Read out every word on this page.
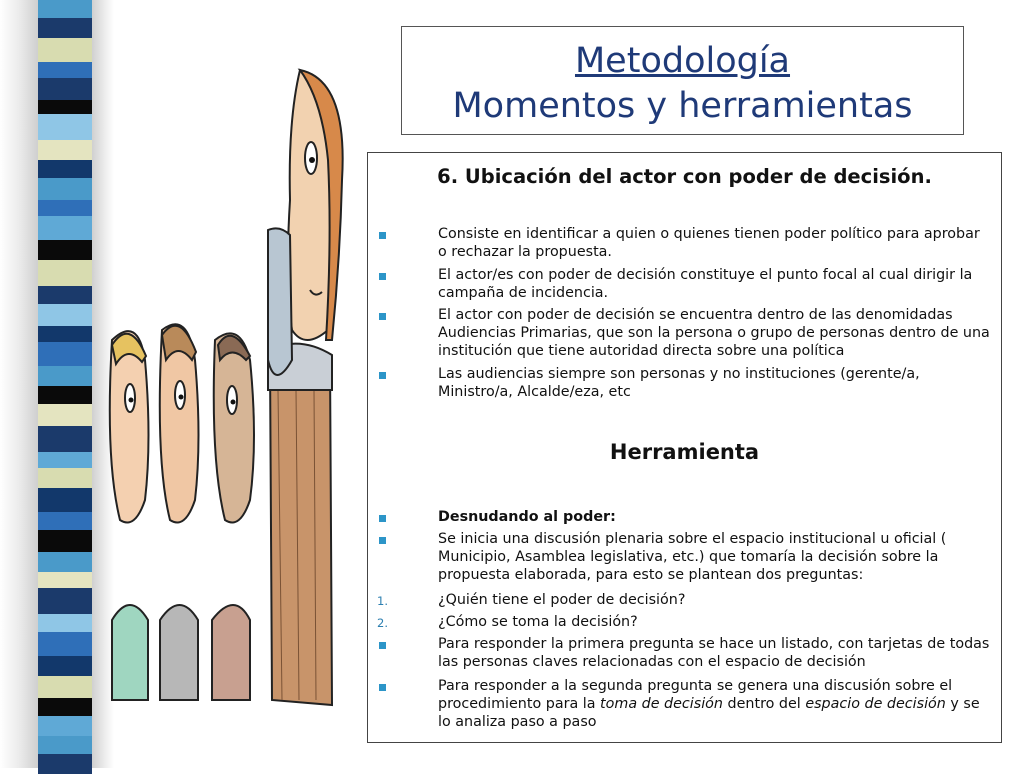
Metodología
Momentos y herramientas
6. Ubicación del actor con poder de decisión.
Consiste en identificar a quien o quienes tienen poder político para aprobar o rechazar la propuesta.
El actor/es con poder de decisión constituye el punto focal al cual dirigir la campaña de incidencia.
El actor con poder de decisión se encuentra dentro de las denomidadas Audiencias Primarias, que son la persona o grupo de personas dentro de una institución que tiene autoridad directa sobre una política
Las audiencias siempre son personas y no instituciones (gerente/a, Ministro/a, Alcalde/eza, etc
Herramienta
Desnudando al poder:
Se inicia una discusión plenaria sobre el espacio institucional u oficial ( Municipio, Asamblea legislativa, etc.) que tomaría la decisión sobre la propuesta elaborada, para esto se plantean dos preguntas:
1.	¿Quién tiene el poder de decisión?
2.	¿Cómo se toma la decisión?
Para responder la primera pregunta se hace un listado, con tarjetas de todas las personas claves relacionadas con el espacio de decisión
Para responder a la segunda pregunta se genera una discusión sobre el procedimiento para la toma de decisión dentro del espacio de decisión y se lo analiza paso a paso
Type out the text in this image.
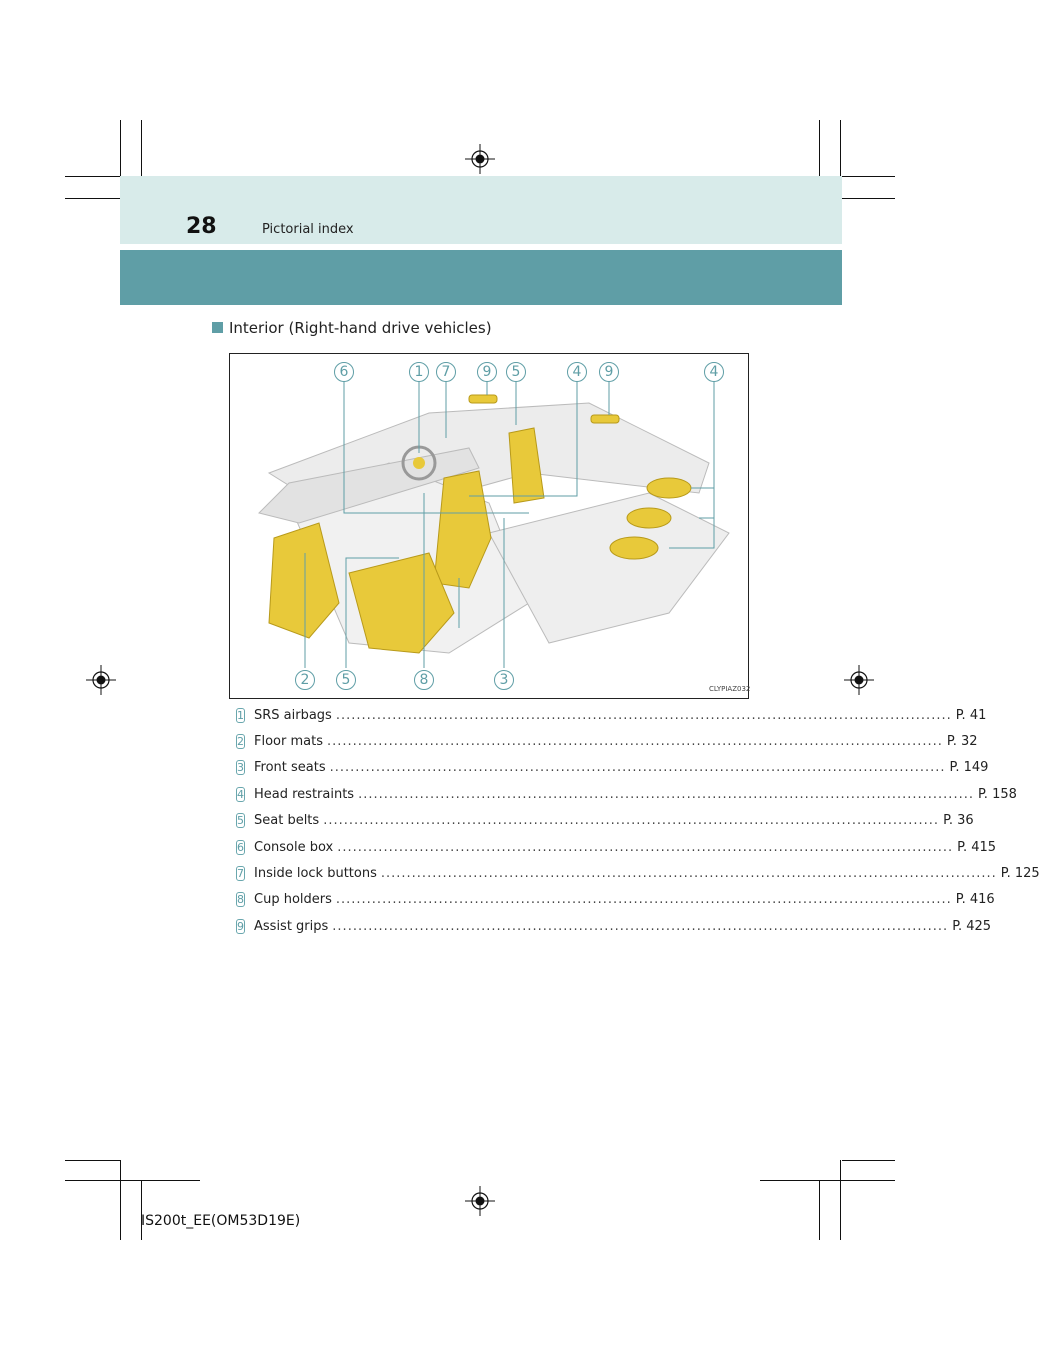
28	Pictorial index
Interior (Right-hand drive vehicles)
CLYPIAZ032
6	1	7	9	5	4	9	4
2	5	8	3
1 SRS airbags ........................................................................................................................ P. 41
2 Floor mats ........................................................................................................................ P. 32
3 Front seats ........................................................................................................................ P. 149
4 Head restraints ........................................................................................................................ P. 158
5 Seat belts ........................................................................................................................ P. 36
6 Console box ........................................................................................................................ P. 415
7 Inside lock buttons ........................................................................................................................ P. 125
8 Cup holders ........................................................................................................................ P. 416
9 Assist grips ........................................................................................................................ P. 425
IS200t_EE(OM53D19E)
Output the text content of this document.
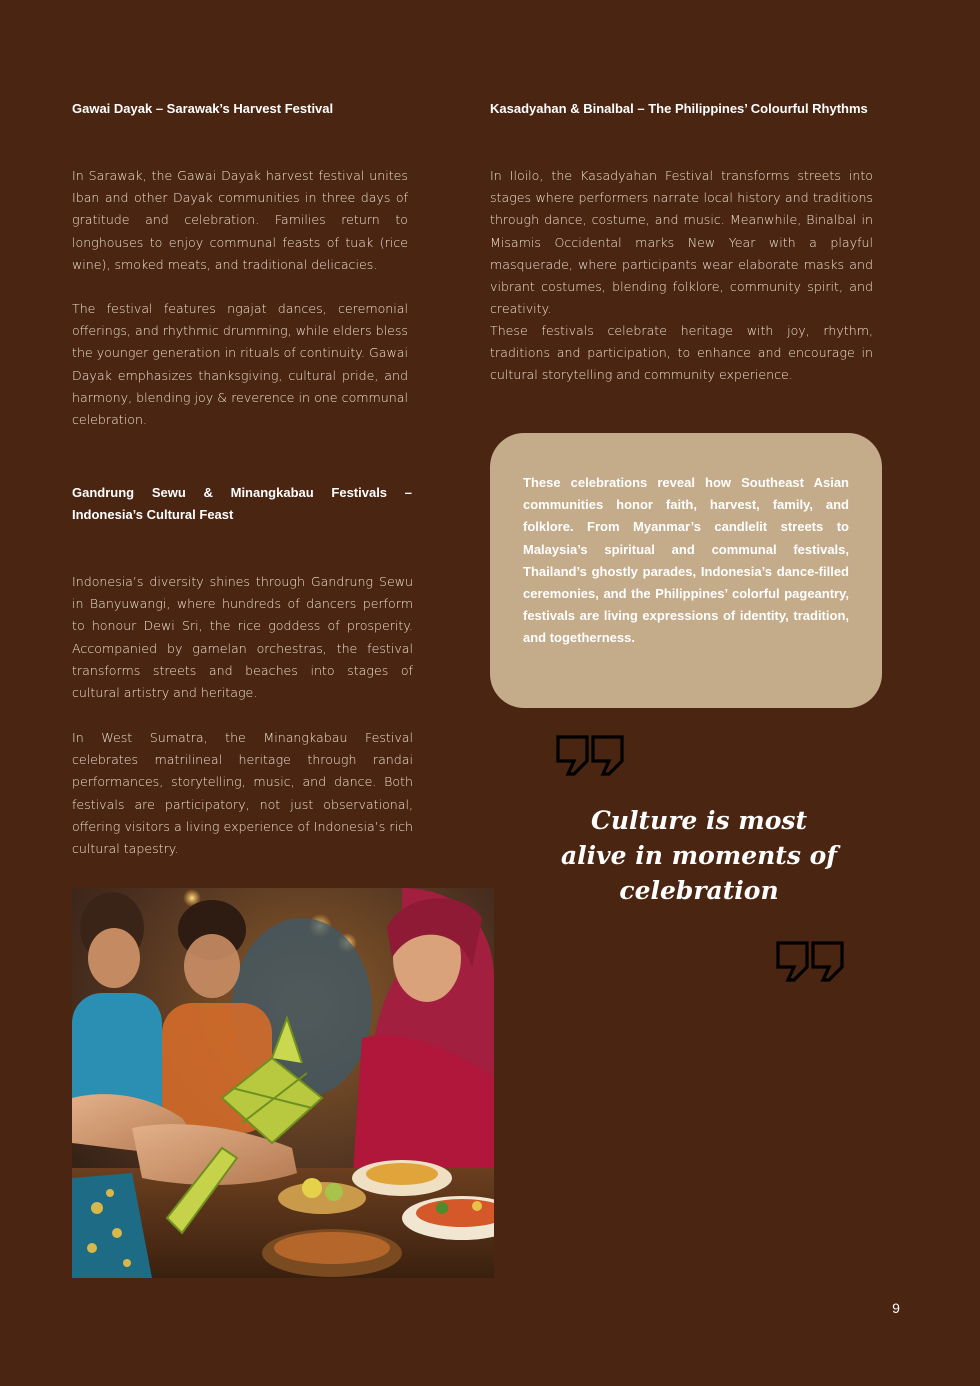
Gawai Dayak – Sarawak’s Harvest Festival

In Sarawak, the Gawai Dayak harvest festival unites Iban and other Dayak communities in three days of gratitude and celebration. Families return to longhouses to enjoy communal feasts of tuak (rice wine), smoked meats, and traditional delicacies.

The festival features ngajat dances, ceremonial offerings, and rhythmic drumming, while elders bless the younger generation in rituals of continuity. Gawai Dayak emphasizes thanksgiving, cultural pride, and harmony, blending joy & reverence in one communal celebration.

Gandrung Sewu & Minangkabau Festivals – Indonesia’s Cultural Feast

Indonesia’s diversity shines through Gandrung Sewu in Banyuwangi, where hundreds of dancers perform to honour Dewi Sri, the rice goddess of prosperity. Accompanied by gamelan orchestras, the festival transforms streets and beaches into stages of cultural artistry and heritage.

In West Sumatra, the Minangkabau Festival celebrates matrilineal heritage through randai performances, storytelling, music, and dance. Both festivals are participatory, not just observational, offering visitors a living experience of Indonesia’s rich cultural tapestry.

Kasadyahan & Binalbal – The Philippines’ Colourful Rhythms

In Iloilo, the Kasadyahan Festival transforms streets into stages where performers narrate local history and traditions through dance, costume, and music. Meanwhile, Binalbal in Misamis Occidental marks New Year with a playful masquerade, where participants wear elaborate masks and vibrant costumes, blending folklore, community spirit, and creativity.

These festivals celebrate heritage with joy, rhythm, traditions and participation, to enhance and encourage in cultural storytelling and community experience.

These celebrations reveal how Southeast Asian communities honor faith, harvest, family, and folklore. From Myanmar’s candlelit streets to Malaysia’s spiritual and communal festivals, Thailand’s ghostly parades, Indonesia’s dance-filled ceremonies, and the Philippines’ colorful pageantry, festivals are living expressions of identity, tradition, and togetherness.

Culture is most alive in moments of celebration
9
_ _ _ _ _
Reproduce the whole listing above word for word, but not its pictures.

▶ [RESULT BELOW]
Read out every word on this page.
Metodología
Momentos y herramientas
6. Ubicación del actor con poder de decisión.
Consiste en identificar a quien o quienes tienen poder político para aprobar o rechazar la propuesta.
El actor/es con poder de decisión constituye el punto focal al cual dirigir la campaña de incidencia.
El actor con poder de decisión se encuentra dentro de las denomidadas Audiencias Primarias, que son la persona o grupo de personas dentro de una institución que tiene autoridad directa sobre una política
Las audiencias siempre son personas y no instituciones (gerente/a, Ministro/a, Alcalde/eza, etc
Herramienta
Desnudando al poder:
Se inicia una discusión plenaria sobre el espacio institucional u oficial ( Municipio, Asamblea legislativa, etc.) que tomaría la decisión sobre la propuesta elaborada, para esto se plantean dos preguntas:
1.	¿Quién tiene el poder de decisión?
2.	¿Cómo se toma la decisión?
Para responder la primera pregunta se hace un listado, con tarjetas de todas las personas claves relacionadas con el espacio de decisión
Para responder a la segunda pregunta se genera una discusión sobre el procedimiento para la toma de decisión dentro del espacio de decisión y se lo analiza paso a paso
Type out the text in this image.
28	Pictorial index
Interior (Right-hand drive vehicles)
CLYPIAZ032
6	1	7	9	5	4	9	4
2	5	8	3
1 SRS airbags ........................................................................................................................ P. 41
2 Floor mats ........................................................................................................................ P. 32
3 Front seats ........................................................................................................................ P. 149
4 Head restraints ........................................................................................................................ P. 158
5 Seat belts ........................................................................................................................ P. 36
6 Console box ........................................................................................................................ P. 415
7 Inside lock buttons ........................................................................................................................ P. 125
8 Cup holders ........................................................................................................................ P. 416
9 Assist grips ........................................................................................................................ P. 425
IS200t_EE(OM53D19E)
Output the text content of this document.
Gawai Dayak – Sarawak’s Harvest Festival

In Sarawak, the Gawai Dayak harvest festival unites Iban and other Dayak communities in three days of gratitude and celebration. Families return to longhouses to enjoy communal feasts of tuak (rice wine), smoked meats, and traditional delicacies.

The festival features ngajat dances, ceremonial offerings, and rhythmic drumming, while elders bless the younger generation in rituals of continuity. Gawai Dayak emphasizes thanksgiving, cultural pride, and harmony, blending joy & reverence in one communal celebration.

Gandrung Sewu & Minangkabau Festivals – Indonesia’s Cultural Feast

Indonesia’s diversity shines through Gandrung Sewu in Banyuwangi, where hundreds of dancers perform to honour Dewi Sri, the rice goddess of prosperity. Accompanied by gamelan orchestras, the festival transforms streets and beaches into stages of cultural artistry and heritage.

In West Sumatra, the Minangkabau Festival celebrates matrilineal heritage through randai performances, storytelling, music, and dance. Both festivals are participatory, not just observational, offering visitors a living experience of Indonesia’s rich cultural tapestry.

Kasadyahan & Binalbal – The Philippines’ Colourful Rhythms

In Iloilo, the Kasadyahan Festival transforms streets into stages where performers narrate local history and traditions through dance, costume, and music. Meanwhile, Binalbal in Misamis Occidental marks New Year with a playful masquerade, where participants wear elaborate masks and vibrant costumes, blending folklore, community spirit, and creativity.

These festivals celebrate heritage with joy, rhythm, traditions and participation, to enhance and encourage in cultural storytelling and community experience.

These celebrations reveal how Southeast Asian communities honor faith, harvest, family, and folklore. From Myanmar’s candlelit streets to Malaysia’s spiritual and communal festivals, Thailand’s ghostly parades, Indonesia’s dance-filled ceremonies, and the Philippines’ colorful pageantry, festivals are living expressions of identity, tradition, and togetherness.

Culture is most alive in moments of celebration
9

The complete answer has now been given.